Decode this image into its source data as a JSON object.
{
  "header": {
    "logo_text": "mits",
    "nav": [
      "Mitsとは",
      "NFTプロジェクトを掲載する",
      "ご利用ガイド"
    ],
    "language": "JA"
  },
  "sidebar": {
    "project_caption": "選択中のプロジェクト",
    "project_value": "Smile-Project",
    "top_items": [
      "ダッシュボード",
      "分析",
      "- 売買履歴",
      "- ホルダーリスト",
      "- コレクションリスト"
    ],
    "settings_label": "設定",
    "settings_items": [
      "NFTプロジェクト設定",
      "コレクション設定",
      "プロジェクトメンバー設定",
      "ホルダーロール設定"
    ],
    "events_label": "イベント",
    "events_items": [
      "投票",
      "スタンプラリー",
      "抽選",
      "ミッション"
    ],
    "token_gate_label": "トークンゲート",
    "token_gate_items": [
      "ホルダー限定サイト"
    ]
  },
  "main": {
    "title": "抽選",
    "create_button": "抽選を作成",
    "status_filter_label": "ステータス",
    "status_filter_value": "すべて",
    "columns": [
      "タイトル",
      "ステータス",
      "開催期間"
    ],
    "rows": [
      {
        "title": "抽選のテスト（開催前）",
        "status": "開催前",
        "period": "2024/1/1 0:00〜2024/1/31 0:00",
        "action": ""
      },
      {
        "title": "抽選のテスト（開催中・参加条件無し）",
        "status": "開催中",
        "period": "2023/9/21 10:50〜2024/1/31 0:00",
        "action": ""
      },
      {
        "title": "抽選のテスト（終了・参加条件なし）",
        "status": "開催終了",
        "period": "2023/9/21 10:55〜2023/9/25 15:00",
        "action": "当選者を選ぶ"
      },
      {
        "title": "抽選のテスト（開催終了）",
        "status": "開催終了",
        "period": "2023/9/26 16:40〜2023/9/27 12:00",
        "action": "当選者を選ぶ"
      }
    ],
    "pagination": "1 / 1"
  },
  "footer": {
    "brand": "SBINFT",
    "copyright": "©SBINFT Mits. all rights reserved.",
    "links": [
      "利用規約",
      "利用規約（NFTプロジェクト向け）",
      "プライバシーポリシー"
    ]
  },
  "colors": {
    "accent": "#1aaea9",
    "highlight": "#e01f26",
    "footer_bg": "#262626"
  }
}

→ **What needs to be done**
Look through the material above and pick out each line holding the word "抽選のテスト".

→ **Response below**
        "title": "抽選のテスト（開催前）",
        "title": "抽選のテスト（開催中・参加条件無し）",
        "title": "抽選のテスト（終了・参加条件なし）",
        "title": "抽選のテスト（開催終了）",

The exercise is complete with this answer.